The I-CUBE project has been working to develop two demonstrators – the first being an online 3D representation of the robot arm, the second, a Wiz of Oz version.  I-CUBE and RoboClean teams met to discuss their experiments in January. The categories used by RoboClean to classify people’s instructions to the robot were developed from previous work by Gilliani et al. (2015) and Wobbrock et al. (2009). The categories detail a person’s gestures and poses as well as referential categories for the objects that are referred to, and a contextual category for parameters used – such as distance, direction, time, room-centric and object-centric.  The I-CUBE team is now analysing audio-video recordings from an earlier Human-Human study. The variables and categories that emerge from this analysis will be compared to those from the RoboClean projects’ continued analysis. The two teams will meet again to reappraise categories developed by each project and consolidate the meanings for categories and variables.

The SOLARIS project held a workshop in November to frame the problem of “workflow-integrated design optimisation” and identify an application and a design aspect for integration into the targeted framework. The initial steps in the project thus developed a new reductive design approach and application that is amenable for inclusion in the joined-up computational optimisation tool. The avenue currently explored by the project team is an innovative design for customisable hand prosthetics based on a modularity scheme. As an additional application the project is considering personalised gifts.

-- TASKS --
[A] From the passage on the I-CUBE and SOLARIS projects, list every parameter given as an example for the contextual category.
[B] Repeat the part of the passage on the I-CUBE and SOLARIS projects starting at "The SOLARIS project" and ending at "considering personalised gifts.", word for word.

Document layout analysis listing:
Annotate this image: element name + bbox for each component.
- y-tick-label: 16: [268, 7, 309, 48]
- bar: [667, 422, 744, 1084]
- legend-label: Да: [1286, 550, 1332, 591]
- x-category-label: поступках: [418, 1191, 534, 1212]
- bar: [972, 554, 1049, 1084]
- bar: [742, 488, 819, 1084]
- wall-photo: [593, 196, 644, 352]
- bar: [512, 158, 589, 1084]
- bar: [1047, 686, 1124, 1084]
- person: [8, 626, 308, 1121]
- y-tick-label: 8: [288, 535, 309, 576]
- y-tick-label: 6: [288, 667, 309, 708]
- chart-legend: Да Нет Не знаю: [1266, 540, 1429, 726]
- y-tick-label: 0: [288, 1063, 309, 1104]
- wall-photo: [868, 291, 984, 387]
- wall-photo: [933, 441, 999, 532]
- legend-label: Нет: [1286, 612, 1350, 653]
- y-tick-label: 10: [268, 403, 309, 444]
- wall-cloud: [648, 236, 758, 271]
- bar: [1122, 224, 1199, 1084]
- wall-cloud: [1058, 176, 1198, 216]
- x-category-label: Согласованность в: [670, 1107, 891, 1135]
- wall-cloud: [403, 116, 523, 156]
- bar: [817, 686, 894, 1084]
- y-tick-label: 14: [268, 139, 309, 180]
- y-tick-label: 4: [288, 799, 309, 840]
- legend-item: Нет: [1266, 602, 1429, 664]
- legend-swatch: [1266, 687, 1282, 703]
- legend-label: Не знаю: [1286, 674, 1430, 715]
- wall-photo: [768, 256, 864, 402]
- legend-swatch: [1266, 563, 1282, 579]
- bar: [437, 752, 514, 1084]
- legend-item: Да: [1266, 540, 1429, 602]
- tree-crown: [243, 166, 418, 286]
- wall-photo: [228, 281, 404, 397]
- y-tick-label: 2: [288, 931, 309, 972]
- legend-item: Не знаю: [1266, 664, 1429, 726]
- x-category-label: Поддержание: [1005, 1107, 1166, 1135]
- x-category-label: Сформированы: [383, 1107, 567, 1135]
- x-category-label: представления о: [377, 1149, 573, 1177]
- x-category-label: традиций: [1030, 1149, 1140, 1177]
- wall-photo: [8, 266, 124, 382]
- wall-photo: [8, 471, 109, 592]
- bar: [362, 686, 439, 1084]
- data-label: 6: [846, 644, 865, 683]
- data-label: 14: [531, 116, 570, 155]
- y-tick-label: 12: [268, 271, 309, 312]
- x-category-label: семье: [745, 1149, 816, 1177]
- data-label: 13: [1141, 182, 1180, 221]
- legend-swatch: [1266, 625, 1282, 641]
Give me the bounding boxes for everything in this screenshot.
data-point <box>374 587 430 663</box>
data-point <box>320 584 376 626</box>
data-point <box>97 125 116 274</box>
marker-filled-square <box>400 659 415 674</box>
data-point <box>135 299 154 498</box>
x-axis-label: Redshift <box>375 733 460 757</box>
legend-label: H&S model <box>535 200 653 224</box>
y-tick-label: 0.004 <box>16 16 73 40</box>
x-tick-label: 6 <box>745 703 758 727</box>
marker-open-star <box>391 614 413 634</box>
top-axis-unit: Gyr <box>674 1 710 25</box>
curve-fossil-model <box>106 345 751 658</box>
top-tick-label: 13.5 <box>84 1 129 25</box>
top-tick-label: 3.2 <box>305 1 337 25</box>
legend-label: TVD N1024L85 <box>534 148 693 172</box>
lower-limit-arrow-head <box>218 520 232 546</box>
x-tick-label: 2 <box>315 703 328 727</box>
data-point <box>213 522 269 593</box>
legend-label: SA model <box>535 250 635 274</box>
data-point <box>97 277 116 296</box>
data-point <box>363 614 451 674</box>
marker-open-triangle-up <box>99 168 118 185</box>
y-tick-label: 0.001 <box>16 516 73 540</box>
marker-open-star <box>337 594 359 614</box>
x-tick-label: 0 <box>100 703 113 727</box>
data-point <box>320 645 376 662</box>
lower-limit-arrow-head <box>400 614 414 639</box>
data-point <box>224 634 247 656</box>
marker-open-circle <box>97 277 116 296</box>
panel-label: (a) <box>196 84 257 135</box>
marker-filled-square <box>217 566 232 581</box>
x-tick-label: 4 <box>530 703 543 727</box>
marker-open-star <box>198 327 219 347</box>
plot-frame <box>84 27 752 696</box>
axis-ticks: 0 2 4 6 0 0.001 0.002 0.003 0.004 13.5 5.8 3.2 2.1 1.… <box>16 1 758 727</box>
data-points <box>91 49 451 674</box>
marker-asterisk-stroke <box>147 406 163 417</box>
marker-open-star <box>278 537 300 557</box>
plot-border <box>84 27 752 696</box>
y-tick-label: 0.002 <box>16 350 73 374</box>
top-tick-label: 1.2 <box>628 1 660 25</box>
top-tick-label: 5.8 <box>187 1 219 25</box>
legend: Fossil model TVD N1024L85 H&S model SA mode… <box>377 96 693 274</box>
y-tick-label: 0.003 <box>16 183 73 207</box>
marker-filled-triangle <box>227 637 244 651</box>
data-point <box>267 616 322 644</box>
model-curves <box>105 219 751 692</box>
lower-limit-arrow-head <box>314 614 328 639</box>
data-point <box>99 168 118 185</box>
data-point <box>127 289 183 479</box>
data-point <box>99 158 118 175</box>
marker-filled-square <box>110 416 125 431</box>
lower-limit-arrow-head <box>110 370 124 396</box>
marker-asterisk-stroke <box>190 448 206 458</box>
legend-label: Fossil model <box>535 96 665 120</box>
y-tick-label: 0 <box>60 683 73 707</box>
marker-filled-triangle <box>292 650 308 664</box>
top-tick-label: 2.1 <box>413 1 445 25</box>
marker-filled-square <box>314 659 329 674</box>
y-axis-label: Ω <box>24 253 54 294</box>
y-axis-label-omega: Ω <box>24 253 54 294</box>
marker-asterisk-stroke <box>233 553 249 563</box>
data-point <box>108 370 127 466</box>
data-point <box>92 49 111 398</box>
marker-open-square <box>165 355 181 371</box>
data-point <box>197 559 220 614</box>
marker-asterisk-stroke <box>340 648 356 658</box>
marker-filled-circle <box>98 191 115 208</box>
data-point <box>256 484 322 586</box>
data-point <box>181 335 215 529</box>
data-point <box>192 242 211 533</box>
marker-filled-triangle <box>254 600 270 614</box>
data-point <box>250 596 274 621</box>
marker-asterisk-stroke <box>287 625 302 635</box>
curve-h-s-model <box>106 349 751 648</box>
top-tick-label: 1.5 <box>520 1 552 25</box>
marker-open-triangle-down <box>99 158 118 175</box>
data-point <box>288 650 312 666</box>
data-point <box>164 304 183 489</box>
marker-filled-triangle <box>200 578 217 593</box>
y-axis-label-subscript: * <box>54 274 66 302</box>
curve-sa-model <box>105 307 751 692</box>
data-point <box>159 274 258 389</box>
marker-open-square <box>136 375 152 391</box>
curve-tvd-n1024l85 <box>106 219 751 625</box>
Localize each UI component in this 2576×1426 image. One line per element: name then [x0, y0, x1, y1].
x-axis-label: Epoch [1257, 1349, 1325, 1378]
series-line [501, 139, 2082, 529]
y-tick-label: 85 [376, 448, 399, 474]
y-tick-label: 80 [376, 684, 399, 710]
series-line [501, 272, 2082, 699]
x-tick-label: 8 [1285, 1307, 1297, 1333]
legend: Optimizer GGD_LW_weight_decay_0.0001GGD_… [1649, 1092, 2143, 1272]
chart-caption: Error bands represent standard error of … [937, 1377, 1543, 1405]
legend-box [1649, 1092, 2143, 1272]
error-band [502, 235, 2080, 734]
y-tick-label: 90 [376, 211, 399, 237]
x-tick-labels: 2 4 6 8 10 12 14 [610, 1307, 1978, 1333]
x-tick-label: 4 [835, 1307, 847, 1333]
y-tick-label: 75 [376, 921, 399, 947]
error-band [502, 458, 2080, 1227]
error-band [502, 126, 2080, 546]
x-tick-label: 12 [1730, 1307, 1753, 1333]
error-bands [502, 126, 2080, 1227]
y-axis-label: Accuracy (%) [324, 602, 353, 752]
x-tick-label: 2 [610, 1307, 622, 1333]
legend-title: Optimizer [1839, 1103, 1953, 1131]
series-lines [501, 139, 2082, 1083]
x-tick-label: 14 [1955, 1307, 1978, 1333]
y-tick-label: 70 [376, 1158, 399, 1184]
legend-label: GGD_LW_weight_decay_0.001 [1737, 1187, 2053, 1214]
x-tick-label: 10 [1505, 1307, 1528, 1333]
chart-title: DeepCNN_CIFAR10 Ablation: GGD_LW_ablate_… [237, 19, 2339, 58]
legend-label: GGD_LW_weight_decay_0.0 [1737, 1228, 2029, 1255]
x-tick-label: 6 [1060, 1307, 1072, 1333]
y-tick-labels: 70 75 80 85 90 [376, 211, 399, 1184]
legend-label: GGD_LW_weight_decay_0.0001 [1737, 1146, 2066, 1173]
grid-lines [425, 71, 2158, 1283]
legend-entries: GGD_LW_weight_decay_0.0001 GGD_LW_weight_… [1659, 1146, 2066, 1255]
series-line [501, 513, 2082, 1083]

-- ANSWER SECTION --
[A] distance, direction, time, room-centric, object-centric

[B]
The SOLARIS project held a workshop in November to frame the problem of “workflow-integrated design optimisation” and identify an application and a design aspect for integration into the targeted framework. The initial steps in the project thus developed a new reductive design approach and application that is amenable for inclusion in the joined-up computational optimisation tool. The avenue currently explored by the project team is an innovative design for customisable hand prosthetics based on a modularity scheme. As an additional application the project is considering personalised gifts.